**Records provided:**

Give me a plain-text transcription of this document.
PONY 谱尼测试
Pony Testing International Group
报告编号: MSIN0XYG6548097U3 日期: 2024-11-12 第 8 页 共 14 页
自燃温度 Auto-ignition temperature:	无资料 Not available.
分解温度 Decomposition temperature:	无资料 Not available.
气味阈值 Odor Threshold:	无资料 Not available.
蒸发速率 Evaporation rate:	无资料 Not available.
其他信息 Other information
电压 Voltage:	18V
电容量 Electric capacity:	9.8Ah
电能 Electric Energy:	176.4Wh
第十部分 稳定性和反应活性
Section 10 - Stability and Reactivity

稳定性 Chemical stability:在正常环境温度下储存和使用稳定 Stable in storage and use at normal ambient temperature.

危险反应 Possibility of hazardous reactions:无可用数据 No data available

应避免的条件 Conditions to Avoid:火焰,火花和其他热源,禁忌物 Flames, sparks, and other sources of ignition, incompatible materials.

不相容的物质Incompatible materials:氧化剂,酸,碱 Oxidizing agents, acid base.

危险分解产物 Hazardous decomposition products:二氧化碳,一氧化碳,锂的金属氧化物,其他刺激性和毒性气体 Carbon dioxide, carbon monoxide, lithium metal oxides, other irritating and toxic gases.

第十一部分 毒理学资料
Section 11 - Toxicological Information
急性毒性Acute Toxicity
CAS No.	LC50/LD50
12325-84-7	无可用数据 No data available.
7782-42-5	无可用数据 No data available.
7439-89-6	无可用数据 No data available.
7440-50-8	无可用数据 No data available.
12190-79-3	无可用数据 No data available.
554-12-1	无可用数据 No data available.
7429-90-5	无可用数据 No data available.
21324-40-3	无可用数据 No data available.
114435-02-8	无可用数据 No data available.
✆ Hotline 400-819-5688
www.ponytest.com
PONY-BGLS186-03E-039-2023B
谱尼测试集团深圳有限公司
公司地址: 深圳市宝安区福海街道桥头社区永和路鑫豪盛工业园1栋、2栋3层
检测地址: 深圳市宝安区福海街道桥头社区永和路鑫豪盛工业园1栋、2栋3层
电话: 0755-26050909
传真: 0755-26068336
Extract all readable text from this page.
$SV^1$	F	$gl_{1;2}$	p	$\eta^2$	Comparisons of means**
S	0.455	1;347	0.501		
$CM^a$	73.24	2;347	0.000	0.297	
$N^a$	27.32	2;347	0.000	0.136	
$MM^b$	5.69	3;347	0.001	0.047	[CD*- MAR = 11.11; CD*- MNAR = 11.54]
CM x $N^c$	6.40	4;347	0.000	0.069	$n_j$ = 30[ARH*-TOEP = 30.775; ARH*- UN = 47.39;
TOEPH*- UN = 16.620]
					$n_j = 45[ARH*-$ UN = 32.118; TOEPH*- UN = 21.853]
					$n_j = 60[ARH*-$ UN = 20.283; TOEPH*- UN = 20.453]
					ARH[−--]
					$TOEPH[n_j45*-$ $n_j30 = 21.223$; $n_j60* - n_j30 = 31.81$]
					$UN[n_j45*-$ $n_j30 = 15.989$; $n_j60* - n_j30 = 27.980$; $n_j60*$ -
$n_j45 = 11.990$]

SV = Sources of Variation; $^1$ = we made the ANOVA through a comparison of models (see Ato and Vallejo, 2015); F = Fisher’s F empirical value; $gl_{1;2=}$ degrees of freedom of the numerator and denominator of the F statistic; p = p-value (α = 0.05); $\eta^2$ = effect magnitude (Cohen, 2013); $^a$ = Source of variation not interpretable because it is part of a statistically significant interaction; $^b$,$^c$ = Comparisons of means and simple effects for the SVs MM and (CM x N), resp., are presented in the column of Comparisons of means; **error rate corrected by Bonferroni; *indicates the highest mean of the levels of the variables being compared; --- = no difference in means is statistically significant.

**To be done:** Among the entries above, how many lines include the word "TOEPH"? Reply with the number only.

**Output of the task:** 4